[Stored records]
__________________________________________________

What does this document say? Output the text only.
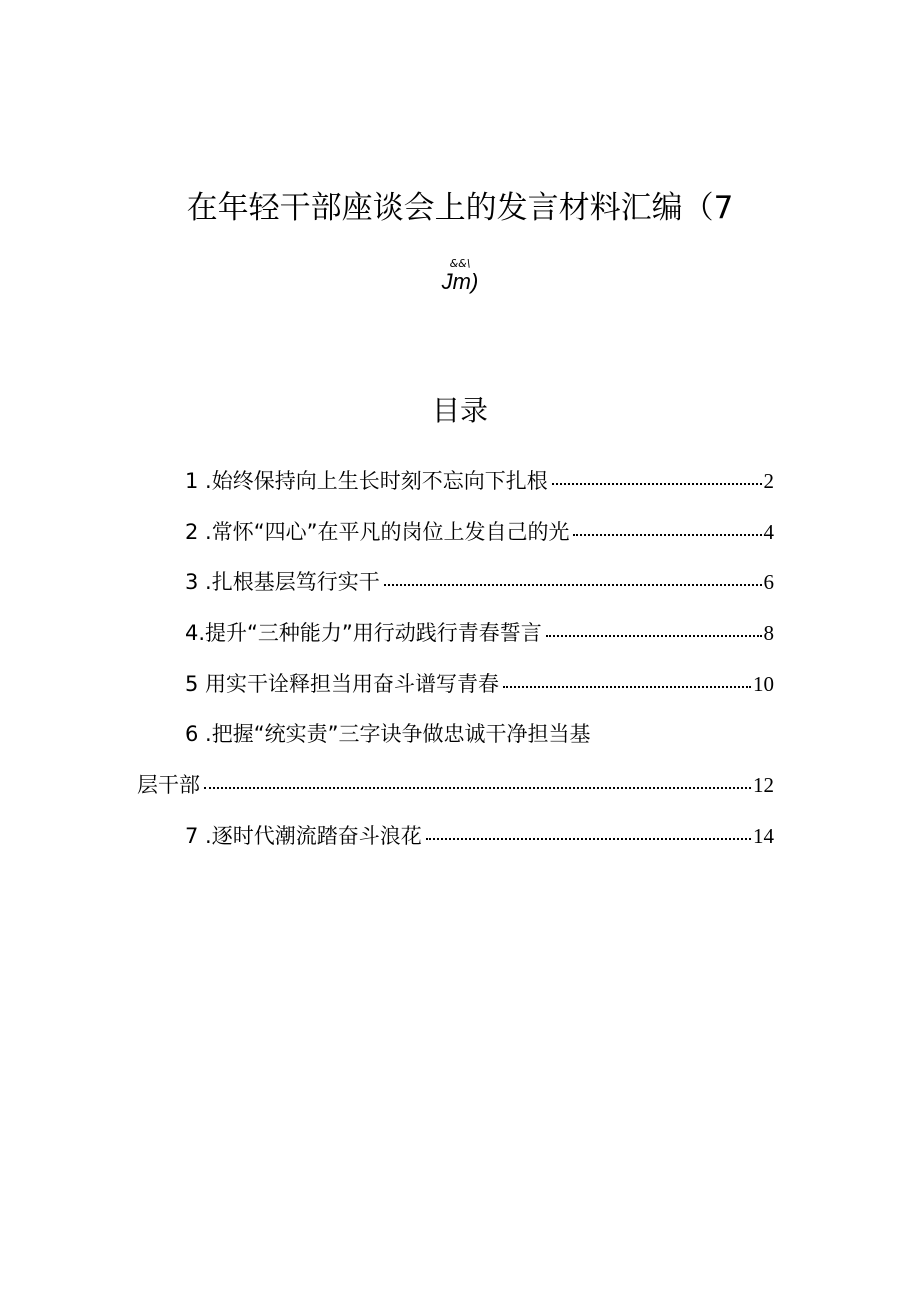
在年轻干部座谈会上的发言材料汇编（7
&&\
Jm)
目录
1 .始终保持向上生长时刻不忘向下扎根	2
2 .常怀“四心”在平凡的岗位上发自己的光	4
3 .扎根基层笃行实干	6
4.提升“三种能力”用行动践行青春誓言	8
5 用实干诠释担当用奋斗谱写青春	10
6 .把握“统实责”三字诀争做忠诚干净担当基
层干部	12
7 .逐时代潮流踏奋斗浪花	14
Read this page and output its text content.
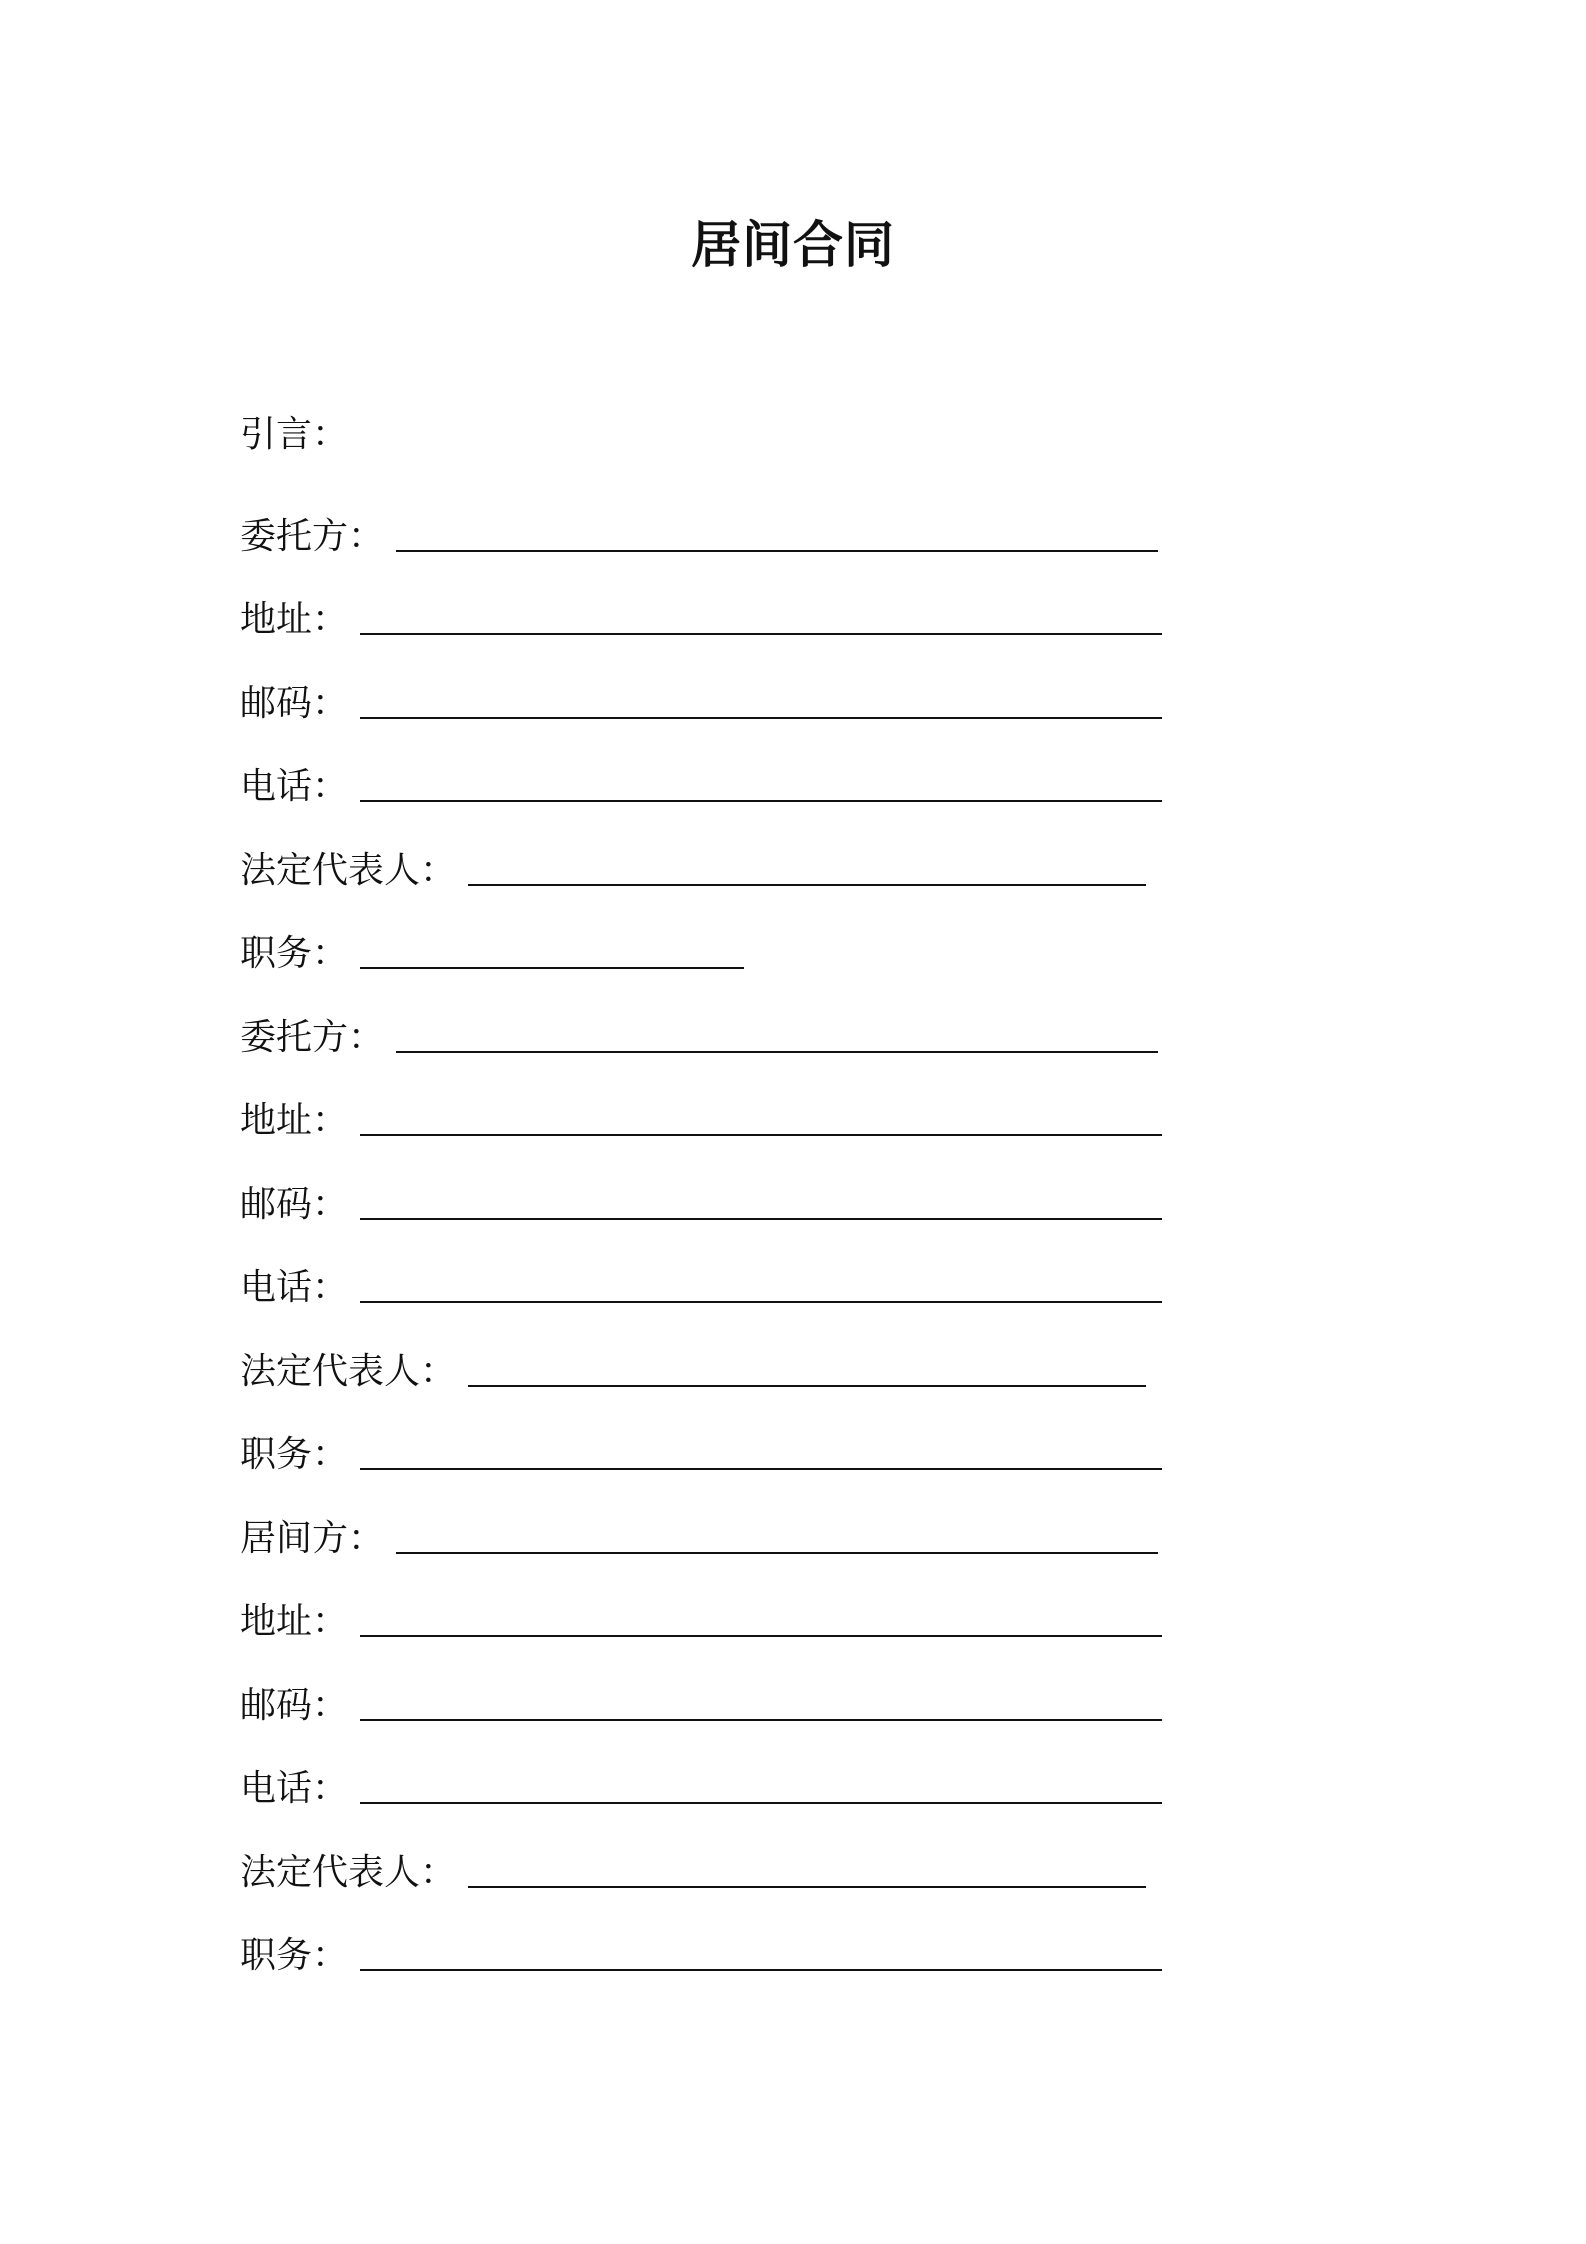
居间合同

引言：

委托方：
地址：
邮码：
电话：
法定代表人：
职务：
委托方：
地址：
邮码：
电话：
法定代表人：
职务：
居间方：
地址：
邮码：
电话：
法定代表人：
职务：
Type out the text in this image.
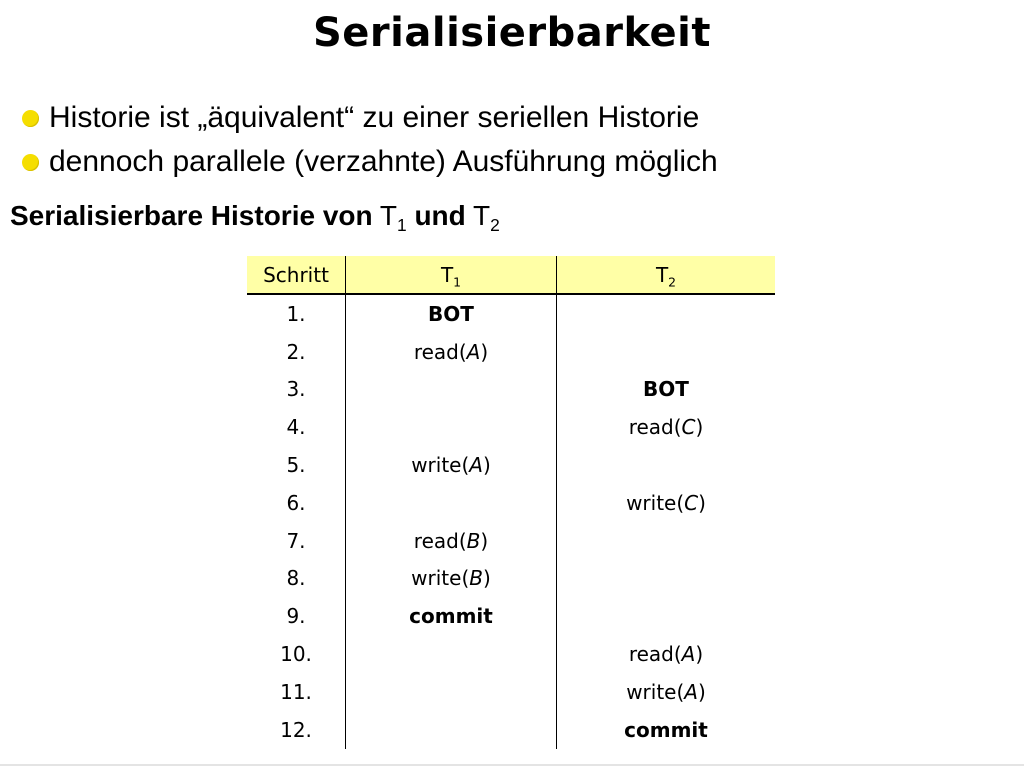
Serialisierbarkeit
Historie ist „äquivalent“ zu einer seriellen Historie
dennoch parallele (verzahnte) Ausführung möglich
Serialisierbare Historie von $T_1$ und $T_2$
Schritt	$T_1$	$T_2$
1.	BOT	
2.	read(A)	
3.		BOT
4.		read(C)
5.	write(A)	
6.		write(C)
7.	read(B)	
8.	write(B)	
9.	commit	
10.		read(A)
11.		write(A)
12.		commit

__________________________________________________

YOUR TASK —
Restate each entry word for word, please, but drop any images it holds.

ANSWER TO THIS TASK —
What does this document say? Output the text only.
在年轻干部座谈会上的发言材料汇编（7
&&\
Jm)
目录
1 .始终保持向上生长时刻不忘向下扎根	2
2 .常怀“四心”在平凡的岗位上发自己的光	4
3 .扎根基层笃行实干	6
4.提升“三种能力”用行动践行青春誓言	8
5 用实干诠释担当用奋斗谱写青春	10
6 .把握“统实责”三字诀争做忠诚干净担当基
层干部	12
7 .逐时代潮流踏奋斗浪花	14
Read this page and output its text content.
居间合同

引言：

委托方：
地址：
邮码：
电话：
法定代表人：
职务：
委托方：
地址：
邮码：
电话：
法定代表人：
职务：
居间方：
地址：
邮码：
电话：
法定代表人：
职务：
Type out the text in this image.
Serialisierbarkeit
Historie ist „äquivalent“ zu einer seriellen Historie
dennoch parallele (verzahnte) Ausführung möglich
Serialisierbare Historie von $T_1$ und $T_2$
Schritt	$T_1$	$T_2$
1.	BOT	
2.	read(A)	
3.		BOT
4.		read(C)
5.	write(A)	
6.		write(C)
7.	read(B)	
8.	write(B)	
9.	commit	
10.		read(A)
11.		write(A)
12.		commit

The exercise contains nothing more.